Without the images, print all the entries below exactly as given.

┌────────

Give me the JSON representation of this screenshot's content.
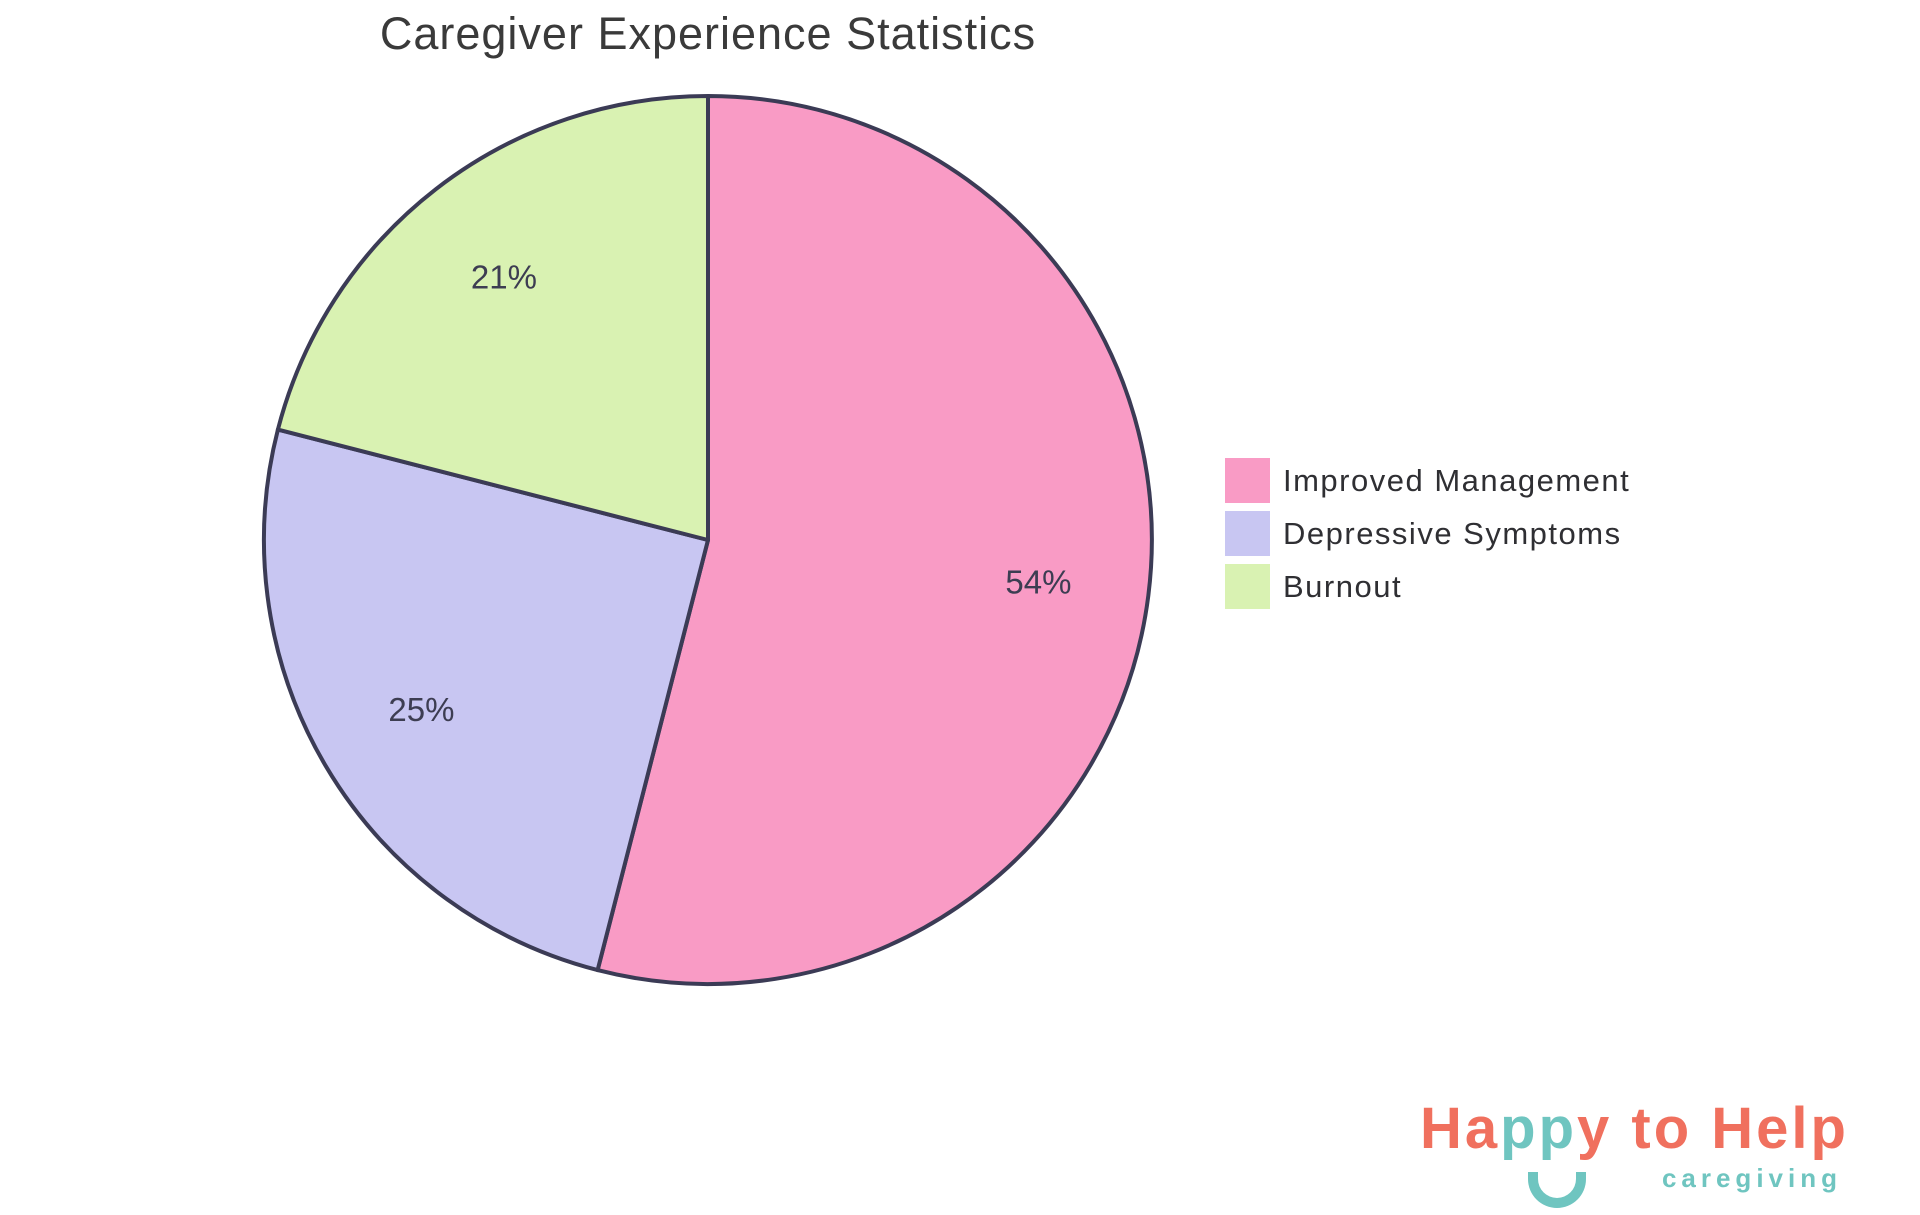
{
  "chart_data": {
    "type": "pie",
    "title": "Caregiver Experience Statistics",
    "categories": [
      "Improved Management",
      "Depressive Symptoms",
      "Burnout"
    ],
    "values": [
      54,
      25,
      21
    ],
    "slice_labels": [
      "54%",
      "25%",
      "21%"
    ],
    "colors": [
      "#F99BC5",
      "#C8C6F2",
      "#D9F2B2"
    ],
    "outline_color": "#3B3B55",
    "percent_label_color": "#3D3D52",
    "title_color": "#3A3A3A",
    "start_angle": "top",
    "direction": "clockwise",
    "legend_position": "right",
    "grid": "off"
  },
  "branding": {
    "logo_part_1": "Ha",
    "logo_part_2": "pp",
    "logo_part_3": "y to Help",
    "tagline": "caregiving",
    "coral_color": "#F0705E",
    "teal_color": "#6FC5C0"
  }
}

└────────

## Answer to this problem
Give me the JSON representation of this screenshot's content.
{
  "chart_data": {
    "type": "pie",
    "title": "Caregiver Experience Statistics",
    "categories": [
      "Improved Management",
      "Depressive Symptoms",
      "Burnout"
    ],
    "values": [
      54,
      25,
      21
    ],
    "slice_labels": [
      "54%",
      "25%",
      "21%"
    ],
    "colors": [
      "#F99BC5",
      "#C8C6F2",
      "#D9F2B2"
    ],
    "outline_color": "#3B3B55",
    "percent_label_color": "#3D3D52",
    "title_color": "#3A3A3A",
    "start_angle": "top",
    "direction": "clockwise",
    "legend_position": "right",
    "grid": "off"
  },
  "branding": {
    "logo_part_1": "Ha",
    "logo_part_2": "pp",
    "logo_part_3": "y to Help",
    "tagline": "caregiving",
    "coral_color": "#F0705E",
    "teal_color": "#6FC5C0"
  }
}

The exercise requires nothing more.